**Required task**: Copy out every line of the records where the string "fields" occurs.

begin

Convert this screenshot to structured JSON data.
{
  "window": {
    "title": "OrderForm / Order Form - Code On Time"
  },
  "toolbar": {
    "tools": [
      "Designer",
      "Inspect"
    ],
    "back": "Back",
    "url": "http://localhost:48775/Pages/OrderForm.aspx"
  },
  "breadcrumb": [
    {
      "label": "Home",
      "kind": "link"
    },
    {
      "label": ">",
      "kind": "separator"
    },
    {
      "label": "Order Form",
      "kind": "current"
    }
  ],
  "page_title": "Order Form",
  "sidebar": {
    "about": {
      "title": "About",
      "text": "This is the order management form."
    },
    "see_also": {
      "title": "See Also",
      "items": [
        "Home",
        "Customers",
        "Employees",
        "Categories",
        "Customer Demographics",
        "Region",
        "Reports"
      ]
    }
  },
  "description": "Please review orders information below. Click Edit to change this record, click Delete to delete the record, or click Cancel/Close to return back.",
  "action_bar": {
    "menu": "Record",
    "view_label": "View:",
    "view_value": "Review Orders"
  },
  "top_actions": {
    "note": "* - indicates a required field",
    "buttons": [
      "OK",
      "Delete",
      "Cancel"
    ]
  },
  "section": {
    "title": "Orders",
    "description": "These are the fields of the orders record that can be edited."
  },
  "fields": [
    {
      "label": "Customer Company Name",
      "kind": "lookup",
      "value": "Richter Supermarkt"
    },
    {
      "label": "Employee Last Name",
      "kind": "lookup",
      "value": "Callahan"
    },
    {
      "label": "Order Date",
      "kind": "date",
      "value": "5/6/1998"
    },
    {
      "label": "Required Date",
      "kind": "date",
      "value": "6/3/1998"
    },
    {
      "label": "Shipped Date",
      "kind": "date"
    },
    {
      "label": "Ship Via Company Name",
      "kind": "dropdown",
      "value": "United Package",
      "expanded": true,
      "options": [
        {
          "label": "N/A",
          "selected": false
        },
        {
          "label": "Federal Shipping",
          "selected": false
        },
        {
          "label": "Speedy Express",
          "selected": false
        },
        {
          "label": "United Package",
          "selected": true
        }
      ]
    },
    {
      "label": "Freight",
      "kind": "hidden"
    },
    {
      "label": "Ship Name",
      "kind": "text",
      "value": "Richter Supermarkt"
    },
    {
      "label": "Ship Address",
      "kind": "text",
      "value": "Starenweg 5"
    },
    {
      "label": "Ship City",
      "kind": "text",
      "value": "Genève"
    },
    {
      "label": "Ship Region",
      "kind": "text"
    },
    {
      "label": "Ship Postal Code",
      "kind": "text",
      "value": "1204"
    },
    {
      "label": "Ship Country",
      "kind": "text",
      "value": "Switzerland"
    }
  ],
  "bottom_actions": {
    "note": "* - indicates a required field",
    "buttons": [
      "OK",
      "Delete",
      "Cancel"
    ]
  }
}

end

**Answer for this exercise**:
    "description": "These are the fields of the orders record that can be edited."
  "fields": [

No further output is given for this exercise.